### Stated exercise
Give only the number of lines in the data that contain the word "transform".

### Available data
★ ★ ★ ★
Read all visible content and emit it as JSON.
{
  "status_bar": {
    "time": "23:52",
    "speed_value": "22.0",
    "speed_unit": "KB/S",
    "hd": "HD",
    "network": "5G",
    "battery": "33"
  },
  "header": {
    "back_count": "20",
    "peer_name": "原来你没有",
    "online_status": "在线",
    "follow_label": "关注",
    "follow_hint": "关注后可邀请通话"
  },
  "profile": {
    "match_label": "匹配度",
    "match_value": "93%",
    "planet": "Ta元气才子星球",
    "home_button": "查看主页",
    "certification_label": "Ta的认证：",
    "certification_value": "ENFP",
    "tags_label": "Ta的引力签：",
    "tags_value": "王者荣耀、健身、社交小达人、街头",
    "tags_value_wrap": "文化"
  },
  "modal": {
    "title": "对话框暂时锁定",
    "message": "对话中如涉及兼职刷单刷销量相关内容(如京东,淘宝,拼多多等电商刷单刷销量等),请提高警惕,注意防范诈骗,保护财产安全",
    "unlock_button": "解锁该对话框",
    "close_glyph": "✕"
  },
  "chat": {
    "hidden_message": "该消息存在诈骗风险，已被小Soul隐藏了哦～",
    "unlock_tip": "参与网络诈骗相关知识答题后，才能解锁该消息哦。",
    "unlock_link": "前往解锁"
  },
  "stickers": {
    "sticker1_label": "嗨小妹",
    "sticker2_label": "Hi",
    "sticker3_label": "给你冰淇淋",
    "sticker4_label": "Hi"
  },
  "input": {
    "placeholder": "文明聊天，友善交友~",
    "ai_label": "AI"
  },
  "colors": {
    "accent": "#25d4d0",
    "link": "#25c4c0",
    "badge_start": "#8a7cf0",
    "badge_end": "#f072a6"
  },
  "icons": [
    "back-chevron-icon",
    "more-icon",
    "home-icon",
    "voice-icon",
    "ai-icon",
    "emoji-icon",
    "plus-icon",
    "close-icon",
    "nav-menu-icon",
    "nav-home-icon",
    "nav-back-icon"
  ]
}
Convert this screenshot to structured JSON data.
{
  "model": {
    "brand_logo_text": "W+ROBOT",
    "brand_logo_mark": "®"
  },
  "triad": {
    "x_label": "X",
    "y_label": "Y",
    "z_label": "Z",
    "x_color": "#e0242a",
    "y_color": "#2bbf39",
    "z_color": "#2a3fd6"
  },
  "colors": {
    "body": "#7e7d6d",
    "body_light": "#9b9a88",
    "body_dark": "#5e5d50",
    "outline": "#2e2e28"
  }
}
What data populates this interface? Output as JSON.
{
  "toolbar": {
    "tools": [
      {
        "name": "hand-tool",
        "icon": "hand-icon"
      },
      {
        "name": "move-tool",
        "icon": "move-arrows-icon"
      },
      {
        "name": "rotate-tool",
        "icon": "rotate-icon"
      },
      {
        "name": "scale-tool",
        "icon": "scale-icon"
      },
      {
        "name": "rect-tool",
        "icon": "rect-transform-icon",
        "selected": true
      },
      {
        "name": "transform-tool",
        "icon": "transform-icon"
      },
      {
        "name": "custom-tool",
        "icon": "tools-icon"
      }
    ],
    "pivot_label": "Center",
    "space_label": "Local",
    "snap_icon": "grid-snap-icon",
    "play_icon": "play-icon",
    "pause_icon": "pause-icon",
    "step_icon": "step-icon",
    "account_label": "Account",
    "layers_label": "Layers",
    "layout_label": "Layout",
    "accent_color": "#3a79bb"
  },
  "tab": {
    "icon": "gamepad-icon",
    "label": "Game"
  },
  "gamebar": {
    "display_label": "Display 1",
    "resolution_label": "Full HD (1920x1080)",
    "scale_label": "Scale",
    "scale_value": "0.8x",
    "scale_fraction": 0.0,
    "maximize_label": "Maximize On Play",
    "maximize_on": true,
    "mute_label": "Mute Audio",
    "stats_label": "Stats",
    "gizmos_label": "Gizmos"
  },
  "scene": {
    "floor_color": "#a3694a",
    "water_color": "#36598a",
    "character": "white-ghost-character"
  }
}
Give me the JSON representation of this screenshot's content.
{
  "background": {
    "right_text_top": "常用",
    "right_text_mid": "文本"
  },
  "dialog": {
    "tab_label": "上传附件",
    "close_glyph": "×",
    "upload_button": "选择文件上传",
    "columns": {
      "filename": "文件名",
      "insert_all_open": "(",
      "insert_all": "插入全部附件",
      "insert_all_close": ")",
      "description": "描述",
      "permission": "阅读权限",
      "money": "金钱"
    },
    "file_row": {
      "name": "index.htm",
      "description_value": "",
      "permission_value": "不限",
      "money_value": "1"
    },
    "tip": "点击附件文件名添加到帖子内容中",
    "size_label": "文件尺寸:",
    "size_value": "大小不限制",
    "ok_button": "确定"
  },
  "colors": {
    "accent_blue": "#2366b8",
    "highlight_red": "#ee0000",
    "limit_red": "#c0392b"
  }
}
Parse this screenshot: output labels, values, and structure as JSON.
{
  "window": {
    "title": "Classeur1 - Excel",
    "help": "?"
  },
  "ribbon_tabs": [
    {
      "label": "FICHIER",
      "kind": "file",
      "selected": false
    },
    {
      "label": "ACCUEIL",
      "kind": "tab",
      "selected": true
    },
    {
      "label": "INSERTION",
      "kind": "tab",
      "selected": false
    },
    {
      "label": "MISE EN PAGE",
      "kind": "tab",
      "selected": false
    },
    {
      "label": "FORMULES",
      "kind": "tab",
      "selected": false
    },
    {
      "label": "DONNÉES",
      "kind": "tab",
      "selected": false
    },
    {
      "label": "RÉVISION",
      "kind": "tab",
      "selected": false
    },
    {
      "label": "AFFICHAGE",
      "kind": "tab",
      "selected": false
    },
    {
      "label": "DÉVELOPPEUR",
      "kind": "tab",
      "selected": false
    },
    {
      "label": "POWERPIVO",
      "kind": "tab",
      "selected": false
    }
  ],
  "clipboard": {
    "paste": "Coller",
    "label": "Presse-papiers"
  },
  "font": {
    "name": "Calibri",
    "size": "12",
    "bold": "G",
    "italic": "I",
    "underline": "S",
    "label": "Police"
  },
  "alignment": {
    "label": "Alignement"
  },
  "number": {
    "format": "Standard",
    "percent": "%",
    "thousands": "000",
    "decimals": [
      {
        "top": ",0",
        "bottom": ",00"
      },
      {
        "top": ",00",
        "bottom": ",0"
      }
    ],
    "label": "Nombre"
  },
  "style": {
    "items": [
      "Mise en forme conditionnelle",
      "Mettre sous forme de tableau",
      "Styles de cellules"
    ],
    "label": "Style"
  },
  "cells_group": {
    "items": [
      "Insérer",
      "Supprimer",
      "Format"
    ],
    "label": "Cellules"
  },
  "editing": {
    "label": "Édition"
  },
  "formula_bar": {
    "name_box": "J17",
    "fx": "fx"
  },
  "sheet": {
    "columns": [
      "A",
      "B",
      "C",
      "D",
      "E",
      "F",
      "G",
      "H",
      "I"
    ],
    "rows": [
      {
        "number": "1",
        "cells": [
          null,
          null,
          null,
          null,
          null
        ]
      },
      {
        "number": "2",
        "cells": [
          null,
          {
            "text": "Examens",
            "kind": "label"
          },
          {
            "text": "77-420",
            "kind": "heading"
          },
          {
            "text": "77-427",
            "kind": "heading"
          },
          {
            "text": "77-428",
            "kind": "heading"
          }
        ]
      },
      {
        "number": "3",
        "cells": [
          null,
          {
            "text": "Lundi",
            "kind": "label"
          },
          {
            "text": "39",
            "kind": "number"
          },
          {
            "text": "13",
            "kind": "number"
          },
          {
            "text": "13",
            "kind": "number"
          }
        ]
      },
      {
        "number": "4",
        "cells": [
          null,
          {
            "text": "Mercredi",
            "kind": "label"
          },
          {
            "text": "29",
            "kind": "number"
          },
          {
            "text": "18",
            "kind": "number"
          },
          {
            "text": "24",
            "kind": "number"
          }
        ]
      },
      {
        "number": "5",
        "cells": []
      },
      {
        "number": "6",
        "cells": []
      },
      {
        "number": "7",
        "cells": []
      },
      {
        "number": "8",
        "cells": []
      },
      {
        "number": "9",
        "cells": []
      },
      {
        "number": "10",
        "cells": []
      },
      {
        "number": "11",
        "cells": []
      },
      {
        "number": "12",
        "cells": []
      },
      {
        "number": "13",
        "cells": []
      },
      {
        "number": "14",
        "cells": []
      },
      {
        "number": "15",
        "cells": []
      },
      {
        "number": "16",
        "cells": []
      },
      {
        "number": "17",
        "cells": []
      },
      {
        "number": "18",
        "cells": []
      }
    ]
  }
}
★ ★ ★ ★
### Expected answer
3